- [REQUIRED WORK]: Show every line in the entries below where the word "Echiuridea" appears.

- [EXERCISE DATA]:
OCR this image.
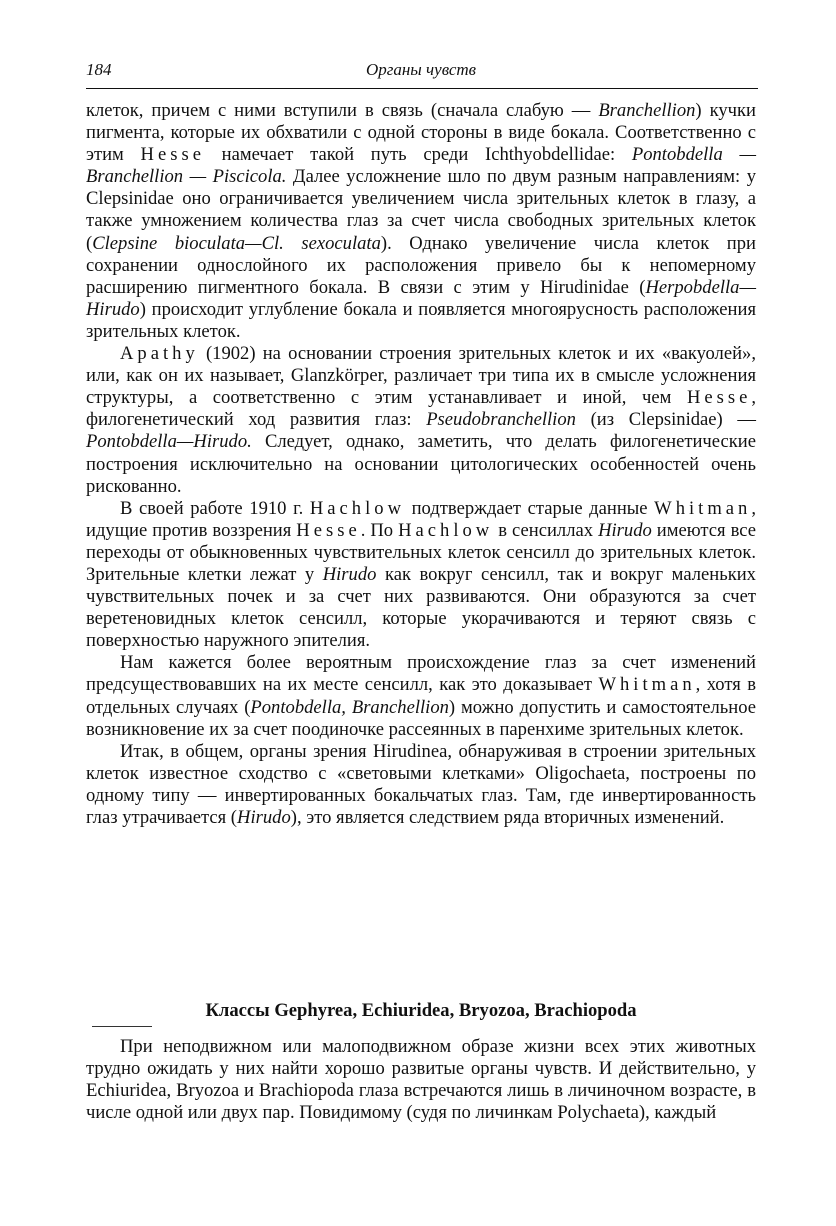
184	Органы чувств

клеток, причем с ними вступили в связь (сначала слабую — Branchellion) кучки пигмента, которые их обхватили с одной стороны в виде бокала. Соответственно с этим Hesse намечает такой путь среди Ichthyobdellidae: Pontobdella — Branchellion — Piscicola. Далее усложнение шло по двум разным направлениям: у Clepsinidae оно ограничивается увеличением числа зрительных клеток в глазу, а также умножением количества глаз за счет числа свободных зрительных клеток (Clepsine bioculata—Cl. sexoculata). Однако увеличение числа клеток при сохранении однослойного их расположения привело бы к непомерному расширению пигментного бокала. В связи с этим у Hirudinidae (Herpobdella—Hirudo) происходит углубление бокала и появляется многоярусность расположения зрительных клеток.

Apathy (1902) на основании строения зрительных клеток и их «вакуолей», или, как он их называет, Glanzkörper, различает три типа их в смысле усложнения структуры, а соответственно с этим устанавливает и иной, чем Hesse, филогенетический ход развития глаз: Pseudobranchellion (из Clepsinidae) — Pontobdella—Hirudo. Следует, однако, заметить, что делать филогенетические построения исключительно на основании цитологических особенностей очень рискованно.

В своей работе 1910 г. Hachlow подтверждает старые данные Whitman, идущие против воззрения Hesse. По Hachlow в сенсиллах Hirudo имеются все переходы от обыкновенных чувствительных клеток сенсилл до зрительных клеток. Зрительные клетки лежат у Hirudo как вокруг сенсилл, так и вокруг маленьких чувствительных почек и за счет них развиваются. Они образуются за счет веретеновидных клеток сенсилл, которые укорачиваются и теряют связь с поверхностью наружного эпителия.

Нам кажется более вероятным происхождение глаз за счет изменений предсуществовавших на их месте сенсилл, как это доказывает Whitman, хотя в отдельных случаях (Pontobdella, Branchellion) можно допустить и самостоятельное возникновение их за счет поодиночке рассеянных в паренхиме зрительных клеток.

Итак, в общем, органы зрения Hirudinea, обнаруживая в строении зрительных клеток известное сходство с «световыми клетками» Oligochaeta, построены по одному типу — инвертированных бокальчатых глаз. Там, где инвертированность глаз утрачивается (Hirudo), это является следствием ряда вторичных изменений.

Классы Gephyrea, Echiuridea, Bryozoa, Brachiopoda

При неподвижном или малоподвижном образе жизни всех этих животных трудно ожидать у них найти хорошо развитые органы чувств. И действительно, у Echiuridea, Bryozoa и Brachiopoda глаза встречаются лишь в личиночном возрасте, в числе одной или двух пар. Повидимому (судя по личинкам Polychaeta), каждый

- [ANSWER TO THE PROBLEM]:
Классы Gephyrea, Echiuridea, Bryozoa, Brachiopoda
При неподвижном или малоподвижном образе жизни всех этих животных трудно ожидать у них найти хорошо развитые органы чувств. И действительно, у Echiuridea, Bryozoa и Brachiopoda глаза встречаются лишь в личиночном возрасте, в числе одной или двух пар. Повидимому (судя по личинкам Polychaeta), каждый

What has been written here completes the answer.